▸ **Problem requirements**
Identify the lines containing the word "rights". Copy each one.

▸ **Collection entries**
►

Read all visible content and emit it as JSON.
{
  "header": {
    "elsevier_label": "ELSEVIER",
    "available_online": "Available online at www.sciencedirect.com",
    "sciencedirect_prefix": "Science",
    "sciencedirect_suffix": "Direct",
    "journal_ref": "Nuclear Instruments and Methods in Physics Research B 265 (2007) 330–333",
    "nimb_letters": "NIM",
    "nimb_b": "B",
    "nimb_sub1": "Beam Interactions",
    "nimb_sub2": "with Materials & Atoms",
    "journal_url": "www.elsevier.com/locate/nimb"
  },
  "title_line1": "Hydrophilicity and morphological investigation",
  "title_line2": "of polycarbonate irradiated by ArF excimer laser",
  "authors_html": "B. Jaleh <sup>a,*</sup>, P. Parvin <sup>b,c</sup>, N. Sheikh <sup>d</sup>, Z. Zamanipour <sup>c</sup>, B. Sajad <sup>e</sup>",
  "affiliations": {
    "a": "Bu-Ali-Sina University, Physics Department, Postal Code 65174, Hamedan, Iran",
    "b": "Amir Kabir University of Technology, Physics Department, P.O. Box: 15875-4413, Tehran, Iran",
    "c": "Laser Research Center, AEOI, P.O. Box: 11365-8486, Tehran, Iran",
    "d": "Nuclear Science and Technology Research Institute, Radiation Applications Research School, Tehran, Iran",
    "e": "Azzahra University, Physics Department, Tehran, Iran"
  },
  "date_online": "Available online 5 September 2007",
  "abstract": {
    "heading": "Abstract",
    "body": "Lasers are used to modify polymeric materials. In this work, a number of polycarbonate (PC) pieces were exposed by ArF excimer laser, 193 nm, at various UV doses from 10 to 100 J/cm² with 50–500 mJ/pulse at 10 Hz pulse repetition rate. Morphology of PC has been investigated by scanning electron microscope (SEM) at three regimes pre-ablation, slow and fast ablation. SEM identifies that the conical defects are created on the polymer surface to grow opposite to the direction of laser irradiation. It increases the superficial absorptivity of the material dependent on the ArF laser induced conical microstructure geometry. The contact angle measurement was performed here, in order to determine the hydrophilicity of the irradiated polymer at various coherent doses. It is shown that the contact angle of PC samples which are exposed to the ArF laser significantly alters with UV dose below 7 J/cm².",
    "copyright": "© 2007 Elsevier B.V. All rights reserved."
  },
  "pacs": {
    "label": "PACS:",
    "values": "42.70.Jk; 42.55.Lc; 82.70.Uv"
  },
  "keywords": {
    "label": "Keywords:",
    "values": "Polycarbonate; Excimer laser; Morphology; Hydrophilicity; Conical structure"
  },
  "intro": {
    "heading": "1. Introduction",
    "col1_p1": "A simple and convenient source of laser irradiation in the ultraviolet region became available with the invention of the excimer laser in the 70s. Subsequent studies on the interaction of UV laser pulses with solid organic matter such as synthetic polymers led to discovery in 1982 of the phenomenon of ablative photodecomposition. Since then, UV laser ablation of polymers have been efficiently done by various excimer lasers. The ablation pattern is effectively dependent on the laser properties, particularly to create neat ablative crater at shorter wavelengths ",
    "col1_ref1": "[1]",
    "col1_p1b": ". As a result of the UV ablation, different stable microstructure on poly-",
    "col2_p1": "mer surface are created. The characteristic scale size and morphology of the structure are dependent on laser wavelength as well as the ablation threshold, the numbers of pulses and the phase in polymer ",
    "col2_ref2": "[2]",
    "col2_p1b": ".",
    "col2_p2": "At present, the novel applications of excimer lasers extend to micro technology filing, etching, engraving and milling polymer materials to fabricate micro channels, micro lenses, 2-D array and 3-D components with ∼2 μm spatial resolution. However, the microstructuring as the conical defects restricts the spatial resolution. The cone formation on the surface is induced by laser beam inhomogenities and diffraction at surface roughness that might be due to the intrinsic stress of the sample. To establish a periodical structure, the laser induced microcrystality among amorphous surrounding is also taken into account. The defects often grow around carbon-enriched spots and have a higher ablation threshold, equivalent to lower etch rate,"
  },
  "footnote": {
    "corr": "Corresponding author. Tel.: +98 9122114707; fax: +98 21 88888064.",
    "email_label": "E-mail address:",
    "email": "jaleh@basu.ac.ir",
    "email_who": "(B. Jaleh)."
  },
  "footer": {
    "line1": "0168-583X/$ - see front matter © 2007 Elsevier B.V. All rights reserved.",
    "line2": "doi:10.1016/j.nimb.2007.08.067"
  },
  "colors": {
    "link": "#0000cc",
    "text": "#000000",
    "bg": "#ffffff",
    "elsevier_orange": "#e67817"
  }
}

◄

▸ **The solution**
    "copyright": "© 2007 Elsevier B.V. All rights reserved."
    "line1": "0168-583X/$ - see front matter © 2007 Elsevier B.V. All rights reserved.",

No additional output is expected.